PROBLEM 1
From the CenturyLink article below, reproduce the passage between "Most recently CenturyLink" and "24 hour time-frame.", inclusive.
PROBLEM 2
According to the CenturyLink article below, in what time frame must a landline outage normally be repaired under the Idaho rule?

CenturyLink: New Rule Change Will Send Stock Higher

| About: CenturyLink, Inc. (CTL)

Most recently CenturyLink (NYSE: CTL) reported a desire to change a rule in Idaho, that it claims gives competitors an unfair advantage over it.

The rule in question requires that landline telecommunications providers "restore outages within certain time frames and provide billing credits to customers when they fail to do so." CenturyLink asked for exemption from this rule earlier this year. However there are already exemptions in place. For example if the outage occurs on a weekend, or is the result of a natural disaster or a result of the actions or inaction of a user, then the company will not be responsible for repairing the outage in the specified 24 hour time-frame.

CenturyLink effectively argues that the rule is outdated. It was instigated in a time before broadband connections. CenturyLink feels that it is now wasting valuable time restoring outages in order to meet the requirements of the rule when it should be installing broadband for consumers. This is what people really want these days, anyway, and the company feels that this will give competitors that are not governed by the rule, such as those that are solely wireless providers, an unfair advantage in terms of the speed with which they are able to bring the service to their customers.

DATA TO EXAMINE
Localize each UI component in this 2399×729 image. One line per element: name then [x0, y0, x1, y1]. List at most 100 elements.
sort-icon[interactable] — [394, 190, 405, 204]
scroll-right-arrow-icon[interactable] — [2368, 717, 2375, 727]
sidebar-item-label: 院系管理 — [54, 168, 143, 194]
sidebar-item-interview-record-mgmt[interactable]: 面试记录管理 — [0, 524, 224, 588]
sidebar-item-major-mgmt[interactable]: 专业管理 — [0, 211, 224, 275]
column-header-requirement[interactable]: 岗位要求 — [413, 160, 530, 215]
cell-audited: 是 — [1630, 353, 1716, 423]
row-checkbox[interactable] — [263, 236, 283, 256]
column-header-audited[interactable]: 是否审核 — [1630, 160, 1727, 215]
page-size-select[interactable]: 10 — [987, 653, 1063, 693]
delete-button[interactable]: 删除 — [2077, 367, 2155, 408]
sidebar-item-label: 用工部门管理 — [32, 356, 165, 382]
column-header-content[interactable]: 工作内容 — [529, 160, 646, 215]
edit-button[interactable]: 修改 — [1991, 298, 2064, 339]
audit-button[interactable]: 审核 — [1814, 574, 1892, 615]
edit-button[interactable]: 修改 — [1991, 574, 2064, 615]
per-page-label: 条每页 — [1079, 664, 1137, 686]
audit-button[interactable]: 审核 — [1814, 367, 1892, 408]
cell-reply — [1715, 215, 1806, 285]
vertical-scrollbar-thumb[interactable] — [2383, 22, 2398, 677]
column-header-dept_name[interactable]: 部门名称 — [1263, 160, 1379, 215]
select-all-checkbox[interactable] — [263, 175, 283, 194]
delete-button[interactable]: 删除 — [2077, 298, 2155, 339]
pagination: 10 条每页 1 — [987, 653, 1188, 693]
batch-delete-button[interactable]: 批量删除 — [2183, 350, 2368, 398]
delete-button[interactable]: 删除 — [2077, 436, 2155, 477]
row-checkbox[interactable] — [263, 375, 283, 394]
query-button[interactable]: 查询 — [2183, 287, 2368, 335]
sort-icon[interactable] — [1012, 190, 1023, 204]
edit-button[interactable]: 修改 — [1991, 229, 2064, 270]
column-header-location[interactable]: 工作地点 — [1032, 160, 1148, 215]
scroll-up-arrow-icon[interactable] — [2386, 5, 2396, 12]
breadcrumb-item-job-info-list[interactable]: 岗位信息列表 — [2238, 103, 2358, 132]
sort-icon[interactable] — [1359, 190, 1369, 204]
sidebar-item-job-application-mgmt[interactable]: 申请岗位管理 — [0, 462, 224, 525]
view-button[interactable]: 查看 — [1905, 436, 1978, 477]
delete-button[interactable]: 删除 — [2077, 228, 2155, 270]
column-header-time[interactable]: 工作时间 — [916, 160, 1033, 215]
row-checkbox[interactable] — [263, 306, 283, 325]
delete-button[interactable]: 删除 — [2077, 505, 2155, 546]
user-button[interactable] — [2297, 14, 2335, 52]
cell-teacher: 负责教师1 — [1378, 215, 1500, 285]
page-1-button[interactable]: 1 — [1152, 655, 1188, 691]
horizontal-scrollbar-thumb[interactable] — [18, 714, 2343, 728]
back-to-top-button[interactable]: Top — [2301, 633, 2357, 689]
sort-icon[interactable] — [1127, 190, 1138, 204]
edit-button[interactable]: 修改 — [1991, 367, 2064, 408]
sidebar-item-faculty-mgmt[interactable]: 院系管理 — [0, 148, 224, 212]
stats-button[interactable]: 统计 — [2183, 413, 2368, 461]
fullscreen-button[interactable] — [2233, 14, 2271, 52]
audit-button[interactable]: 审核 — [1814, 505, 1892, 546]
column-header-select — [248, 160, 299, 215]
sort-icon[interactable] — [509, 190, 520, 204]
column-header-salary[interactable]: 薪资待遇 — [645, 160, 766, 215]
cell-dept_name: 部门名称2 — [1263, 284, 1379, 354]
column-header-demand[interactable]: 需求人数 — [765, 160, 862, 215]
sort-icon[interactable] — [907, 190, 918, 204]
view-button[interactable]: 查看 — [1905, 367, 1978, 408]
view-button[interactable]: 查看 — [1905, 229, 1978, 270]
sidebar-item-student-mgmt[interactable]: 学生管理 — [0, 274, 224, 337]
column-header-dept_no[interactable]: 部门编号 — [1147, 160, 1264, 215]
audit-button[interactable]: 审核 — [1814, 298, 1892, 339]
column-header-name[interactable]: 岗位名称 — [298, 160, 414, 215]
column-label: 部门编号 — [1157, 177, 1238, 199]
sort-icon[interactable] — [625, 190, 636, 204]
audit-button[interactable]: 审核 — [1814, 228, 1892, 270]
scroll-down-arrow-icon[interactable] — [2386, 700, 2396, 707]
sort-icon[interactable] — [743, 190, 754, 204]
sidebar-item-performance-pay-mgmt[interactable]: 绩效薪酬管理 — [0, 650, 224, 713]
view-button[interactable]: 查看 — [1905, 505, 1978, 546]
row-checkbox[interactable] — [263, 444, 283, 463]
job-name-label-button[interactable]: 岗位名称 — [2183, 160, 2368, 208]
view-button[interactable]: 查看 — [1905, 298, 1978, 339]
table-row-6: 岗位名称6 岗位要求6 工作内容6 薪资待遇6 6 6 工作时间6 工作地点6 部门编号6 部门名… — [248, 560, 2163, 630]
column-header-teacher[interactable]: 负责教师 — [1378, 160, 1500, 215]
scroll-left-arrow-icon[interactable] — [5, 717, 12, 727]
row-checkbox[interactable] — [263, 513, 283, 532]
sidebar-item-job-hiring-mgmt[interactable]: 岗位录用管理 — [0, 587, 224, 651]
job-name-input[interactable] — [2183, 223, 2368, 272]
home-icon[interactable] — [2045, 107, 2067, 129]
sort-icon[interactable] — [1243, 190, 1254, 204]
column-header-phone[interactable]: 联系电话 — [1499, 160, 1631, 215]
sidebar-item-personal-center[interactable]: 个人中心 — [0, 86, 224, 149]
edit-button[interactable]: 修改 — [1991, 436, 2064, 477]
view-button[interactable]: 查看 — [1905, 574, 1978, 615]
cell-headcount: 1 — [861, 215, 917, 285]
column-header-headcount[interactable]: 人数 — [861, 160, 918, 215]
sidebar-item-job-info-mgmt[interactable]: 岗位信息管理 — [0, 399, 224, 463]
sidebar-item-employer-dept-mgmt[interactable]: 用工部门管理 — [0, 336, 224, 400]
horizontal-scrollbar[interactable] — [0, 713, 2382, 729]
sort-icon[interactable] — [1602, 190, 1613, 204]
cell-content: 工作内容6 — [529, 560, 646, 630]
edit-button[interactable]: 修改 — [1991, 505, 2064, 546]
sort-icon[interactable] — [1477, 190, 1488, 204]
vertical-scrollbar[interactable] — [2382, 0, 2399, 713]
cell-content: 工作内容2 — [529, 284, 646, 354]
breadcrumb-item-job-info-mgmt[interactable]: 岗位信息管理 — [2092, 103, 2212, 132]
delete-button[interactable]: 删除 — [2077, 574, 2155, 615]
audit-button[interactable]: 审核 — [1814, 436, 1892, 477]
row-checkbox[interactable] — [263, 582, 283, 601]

YOUR RESPONSE 1
Most recently CenturyLink (NYSE: CTL) reported a desire to change a rule in Idaho, that it claims gives competitors an unfair advantage over it.

The rule in question requires that landline telecommunications providers "restore outages within certain time frames and provide billing credits to customers when they fail to do so." CenturyLink asked for exemption from this rule earlier this year. However there are already exemptions in place. For example if the outage occurs on a weekend, or is the result of a natural disaster or a result of the actions or inaction of a user, then the company will not be responsible for repairing the outage in the specified 24 hour time-frame.

YOUR RESPONSE 2
Within 24 hours.